DESCRIPTION OF THE TASK —
Would you restate all the data that follows, word for word?

Extracted records —
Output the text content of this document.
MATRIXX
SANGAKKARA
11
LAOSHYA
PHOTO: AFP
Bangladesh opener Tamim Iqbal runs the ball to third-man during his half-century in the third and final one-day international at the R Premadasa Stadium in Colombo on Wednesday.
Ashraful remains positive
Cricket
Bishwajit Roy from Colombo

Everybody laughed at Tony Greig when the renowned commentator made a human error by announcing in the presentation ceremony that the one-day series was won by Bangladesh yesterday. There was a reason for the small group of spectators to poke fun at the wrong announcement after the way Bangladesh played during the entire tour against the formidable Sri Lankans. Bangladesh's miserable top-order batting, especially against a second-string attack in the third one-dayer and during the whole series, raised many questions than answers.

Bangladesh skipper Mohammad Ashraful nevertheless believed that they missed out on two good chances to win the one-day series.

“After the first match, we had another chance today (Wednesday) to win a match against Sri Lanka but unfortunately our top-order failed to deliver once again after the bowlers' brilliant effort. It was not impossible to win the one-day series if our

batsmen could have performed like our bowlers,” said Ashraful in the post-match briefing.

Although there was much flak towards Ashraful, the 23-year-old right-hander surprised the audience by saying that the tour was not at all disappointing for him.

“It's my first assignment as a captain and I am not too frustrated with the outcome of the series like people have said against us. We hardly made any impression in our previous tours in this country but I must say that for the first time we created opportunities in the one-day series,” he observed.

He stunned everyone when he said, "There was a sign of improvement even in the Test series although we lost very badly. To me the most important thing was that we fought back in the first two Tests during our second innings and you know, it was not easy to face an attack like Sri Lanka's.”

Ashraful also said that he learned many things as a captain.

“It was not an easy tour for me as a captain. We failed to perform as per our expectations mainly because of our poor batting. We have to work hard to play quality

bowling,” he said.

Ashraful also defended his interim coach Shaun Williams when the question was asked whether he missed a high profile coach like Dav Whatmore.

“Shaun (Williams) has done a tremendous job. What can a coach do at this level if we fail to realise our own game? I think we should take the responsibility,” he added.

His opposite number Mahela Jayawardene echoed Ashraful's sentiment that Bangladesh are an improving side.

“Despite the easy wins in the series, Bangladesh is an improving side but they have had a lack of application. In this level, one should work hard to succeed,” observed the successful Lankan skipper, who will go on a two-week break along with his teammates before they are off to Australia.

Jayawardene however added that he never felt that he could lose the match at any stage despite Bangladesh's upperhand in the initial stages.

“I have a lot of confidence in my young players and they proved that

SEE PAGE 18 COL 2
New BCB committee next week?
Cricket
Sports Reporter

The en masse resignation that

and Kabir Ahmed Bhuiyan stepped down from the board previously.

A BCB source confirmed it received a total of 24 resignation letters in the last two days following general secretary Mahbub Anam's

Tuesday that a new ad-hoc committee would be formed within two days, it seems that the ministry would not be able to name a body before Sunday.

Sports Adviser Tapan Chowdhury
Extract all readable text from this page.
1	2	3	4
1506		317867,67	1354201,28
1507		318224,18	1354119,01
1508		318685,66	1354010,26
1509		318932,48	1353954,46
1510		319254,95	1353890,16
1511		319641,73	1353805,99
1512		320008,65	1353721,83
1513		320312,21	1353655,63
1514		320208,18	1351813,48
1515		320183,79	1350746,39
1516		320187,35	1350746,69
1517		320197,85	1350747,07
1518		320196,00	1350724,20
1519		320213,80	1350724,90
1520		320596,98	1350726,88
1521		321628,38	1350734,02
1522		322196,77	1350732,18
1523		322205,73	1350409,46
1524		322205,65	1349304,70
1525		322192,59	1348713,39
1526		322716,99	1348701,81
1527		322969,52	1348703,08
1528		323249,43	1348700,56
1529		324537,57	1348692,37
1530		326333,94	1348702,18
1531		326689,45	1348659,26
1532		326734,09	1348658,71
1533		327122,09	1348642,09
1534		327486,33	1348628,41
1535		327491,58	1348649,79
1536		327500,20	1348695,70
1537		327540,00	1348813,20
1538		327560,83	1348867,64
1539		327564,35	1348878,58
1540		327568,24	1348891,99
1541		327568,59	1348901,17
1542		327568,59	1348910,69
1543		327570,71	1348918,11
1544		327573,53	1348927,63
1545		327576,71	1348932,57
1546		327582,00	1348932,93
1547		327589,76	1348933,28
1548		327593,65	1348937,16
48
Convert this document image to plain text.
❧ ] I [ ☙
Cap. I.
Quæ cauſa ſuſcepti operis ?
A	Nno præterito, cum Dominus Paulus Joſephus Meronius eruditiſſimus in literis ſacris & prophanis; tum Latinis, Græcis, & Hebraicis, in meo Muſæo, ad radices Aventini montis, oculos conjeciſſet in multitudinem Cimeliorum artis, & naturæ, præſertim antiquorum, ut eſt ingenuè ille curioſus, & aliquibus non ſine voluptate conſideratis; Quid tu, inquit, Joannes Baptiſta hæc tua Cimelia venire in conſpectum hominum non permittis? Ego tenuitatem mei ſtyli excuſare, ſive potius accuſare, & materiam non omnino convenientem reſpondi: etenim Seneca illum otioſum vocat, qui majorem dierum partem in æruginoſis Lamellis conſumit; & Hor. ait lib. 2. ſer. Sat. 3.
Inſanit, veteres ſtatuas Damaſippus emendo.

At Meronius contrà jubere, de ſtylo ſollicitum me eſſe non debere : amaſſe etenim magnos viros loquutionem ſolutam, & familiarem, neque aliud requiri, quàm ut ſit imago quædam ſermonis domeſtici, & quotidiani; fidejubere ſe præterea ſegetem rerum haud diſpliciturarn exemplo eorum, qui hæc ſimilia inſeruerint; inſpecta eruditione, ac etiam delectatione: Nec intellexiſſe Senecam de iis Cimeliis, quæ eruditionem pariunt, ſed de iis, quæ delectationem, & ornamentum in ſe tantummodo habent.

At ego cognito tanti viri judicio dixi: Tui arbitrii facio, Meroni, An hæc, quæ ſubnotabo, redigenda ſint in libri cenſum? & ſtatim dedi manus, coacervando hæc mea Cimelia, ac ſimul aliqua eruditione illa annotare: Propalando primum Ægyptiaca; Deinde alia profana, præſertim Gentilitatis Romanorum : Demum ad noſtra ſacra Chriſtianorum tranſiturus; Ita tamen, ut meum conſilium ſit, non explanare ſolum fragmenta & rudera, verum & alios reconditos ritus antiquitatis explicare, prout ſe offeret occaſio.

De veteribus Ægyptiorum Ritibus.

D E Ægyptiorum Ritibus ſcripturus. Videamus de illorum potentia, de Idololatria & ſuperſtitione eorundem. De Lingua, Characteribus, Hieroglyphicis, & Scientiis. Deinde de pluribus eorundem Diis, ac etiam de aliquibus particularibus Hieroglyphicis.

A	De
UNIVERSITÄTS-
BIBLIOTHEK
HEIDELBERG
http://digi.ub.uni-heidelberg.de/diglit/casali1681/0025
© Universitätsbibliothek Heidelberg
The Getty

CORRECT ANSWER —
Output the text content of this document.
MATRIXX
SANGAKKARA
11
LAOSHYA
PHOTO: AFP
Bangladesh opener Tamim Iqbal runs the ball to third-man during his half-century in the third and final one-day international at the R Premadasa Stadium in Colombo on Wednesday.
Ashraful remains positive
Cricket
Bishwajit Roy from Colombo

Everybody laughed at Tony Greig when the renowned commentator made a human error by announcing in the presentation ceremony that the one-day series was won by Bangladesh yesterday. There was a reason for the small group of spectators to poke fun at the wrong announcement after the way Bangladesh played during the entire tour against the formidable Sri Lankans. Bangladesh's miserable top-order batting, especially against a second-string attack in the third one-dayer and during the whole series, raised many questions than answers.

Bangladesh skipper Mohammad Ashraful nevertheless believed that they missed out on two good chances to win the one-day series.

“After the first match, we had another chance today (Wednesday) to win a match against Sri Lanka but unfortunately our top-order failed to deliver once again after the bowlers' brilliant effort. It was not impossible to win the one-day series if our

batsmen could have performed like our bowlers,” said Ashraful in the post-match briefing.

Although there was much flak towards Ashraful, the 23-year-old right-hander surprised the audience by saying that the tour was not at all disappointing for him.

“It's my first assignment as a captain and I am not too frustrated with the outcome of the series like people have said against us. We hardly made any impression in our previous tours in this country but I must say that for the first time we created opportunities in the one-day series,” he observed.

He stunned everyone when he said, "There was a sign of improvement even in the Test series although we lost very badly. To me the most important thing was that we fought back in the first two Tests during our second innings and you know, it was not easy to face an attack like Sri Lanka's.”

Ashraful also said that he learned many things as a captain.

“It was not an easy tour for me as a captain. We failed to perform as per our expectations mainly because of our poor batting. We have to work hard to play quality

bowling,” he said.

Ashraful also defended his interim coach Shaun Williams when the question was asked whether he missed a high profile coach like Dav Whatmore.

“Shaun (Williams) has done a tremendous job. What can a coach do at this level if we fail to realise our own game? I think we should take the responsibility,” he added.

His opposite number Mahela Jayawardene echoed Ashraful's sentiment that Bangladesh are an improving side.

“Despite the easy wins in the series, Bangladesh is an improving side but they have had a lack of application. In this level, one should work hard to succeed,” observed the successful Lankan skipper, who will go on a two-week break along with his teammates before they are off to Australia.

Jayawardene however added that he never felt that he could lose the match at any stage despite Bangladesh's upperhand in the initial stages.

“I have a lot of confidence in my young players and they proved that

SEE PAGE 18 COL 2
New BCB committee next week?
Cricket
Sports Reporter

The en masse resignation that

and Kabir Ahmed Bhuiyan stepped down from the board previously.

A BCB source confirmed it received a total of 24 resignation letters in the last two days following general secretary Mahbub Anam's

Tuesday that a new ad-hoc committee would be formed within two days, it seems that the ministry would not be able to name a body before Sunday.

Sports Adviser Tapan Chowdhury
Extract all readable text from this page.
1	2	3	4
1506		317867,67	1354201,28
1507		318224,18	1354119,01
1508		318685,66	1354010,26
1509		318932,48	1353954,46
1510		319254,95	1353890,16
1511		319641,73	1353805,99
1512		320008,65	1353721,83
1513		320312,21	1353655,63
1514		320208,18	1351813,48
1515		320183,79	1350746,39
1516		320187,35	1350746,69
1517		320197,85	1350747,07
1518		320196,00	1350724,20
1519		320213,80	1350724,90
1520		320596,98	1350726,88
1521		321628,38	1350734,02
1522		322196,77	1350732,18
1523		322205,73	1350409,46
1524		322205,65	1349304,70
1525		322192,59	1348713,39
1526		322716,99	1348701,81
1527		322969,52	1348703,08
1528		323249,43	1348700,56
1529		324537,57	1348692,37
1530		326333,94	1348702,18
1531		326689,45	1348659,26
1532		326734,09	1348658,71
1533		327122,09	1348642,09
1534		327486,33	1348628,41
1535		327491,58	1348649,79
1536		327500,20	1348695,70
1537		327540,00	1348813,20
1538		327560,83	1348867,64
1539		327564,35	1348878,58
1540		327568,24	1348891,99
1541		327568,59	1348901,17
1542		327568,59	1348910,69
1543		327570,71	1348918,11
1544		327573,53	1348927,63
1545		327576,71	1348932,57
1546		327582,00	1348932,93
1547		327589,76	1348933,28
1548		327593,65	1348937,16
48
Convert this document image to plain text.
❧ ] I [ ☙
Cap. I.
Quæ cauſa ſuſcepti operis ?
A	Nno præterito, cum Dominus Paulus Joſephus Meronius eruditiſſimus in literis ſacris & prophanis; tum Latinis, Græcis, & Hebraicis, in meo Muſæo, ad radices Aventini montis, oculos conjeciſſet in multitudinem Cimeliorum artis, & naturæ, præſertim antiquorum, ut eſt ingenuè ille curioſus, & aliquibus non ſine voluptate conſideratis; Quid tu, inquit, Joannes Baptiſta hæc tua Cimelia venire in conſpectum hominum non permittis? Ego tenuitatem mei ſtyli excuſare, ſive potius accuſare, & materiam non omnino convenientem reſpondi: etenim Seneca illum otioſum vocat, qui majorem dierum partem in æruginoſis Lamellis conſumit; & Hor. ait lib. 2. ſer. Sat. 3.
Inſanit, veteres ſtatuas Damaſippus emendo.

At Meronius contrà jubere, de ſtylo ſollicitum me eſſe non debere : amaſſe etenim magnos viros loquutionem ſolutam, & familiarem, neque aliud requiri, quàm ut ſit imago quædam ſermonis domeſtici, & quotidiani; fidejubere ſe præterea ſegetem rerum haud diſpliciturarn exemplo eorum, qui hæc ſimilia inſeruerint; inſpecta eruditione, ac etiam delectatione: Nec intellexiſſe Senecam de iis Cimeliis, quæ eruditionem pariunt, ſed de iis, quæ delectationem, & ornamentum in ſe tantummodo habent.

At ego cognito tanti viri judicio dixi: Tui arbitrii facio, Meroni, An hæc, quæ ſubnotabo, redigenda ſint in libri cenſum? & ſtatim dedi manus, coacervando hæc mea Cimelia, ac ſimul aliqua eruditione illa annotare: Propalando primum Ægyptiaca; Deinde alia profana, præſertim Gentilitatis Romanorum : Demum ad noſtra ſacra Chriſtianorum tranſiturus; Ita tamen, ut meum conſilium ſit, non explanare ſolum fragmenta & rudera, verum & alios reconditos ritus antiquitatis explicare, prout ſe offeret occaſio.

De veteribus Ægyptiorum Ritibus.

D E Ægyptiorum Ritibus ſcripturus. Videamus de illorum potentia, de Idololatria & ſuperſtitione eorundem. De Lingua, Characteribus, Hieroglyphicis, & Scientiis. Deinde de pluribus eorundem Diis, ac etiam de aliquibus particularibus Hieroglyphicis.

A	De
UNIVERSITÄTS-
BIBLIOTHEK
HEIDELBERG
http://digi.ub.uni-heidelberg.de/diglit/casali1681/0025
© Universitätsbibliothek Heidelberg
The Getty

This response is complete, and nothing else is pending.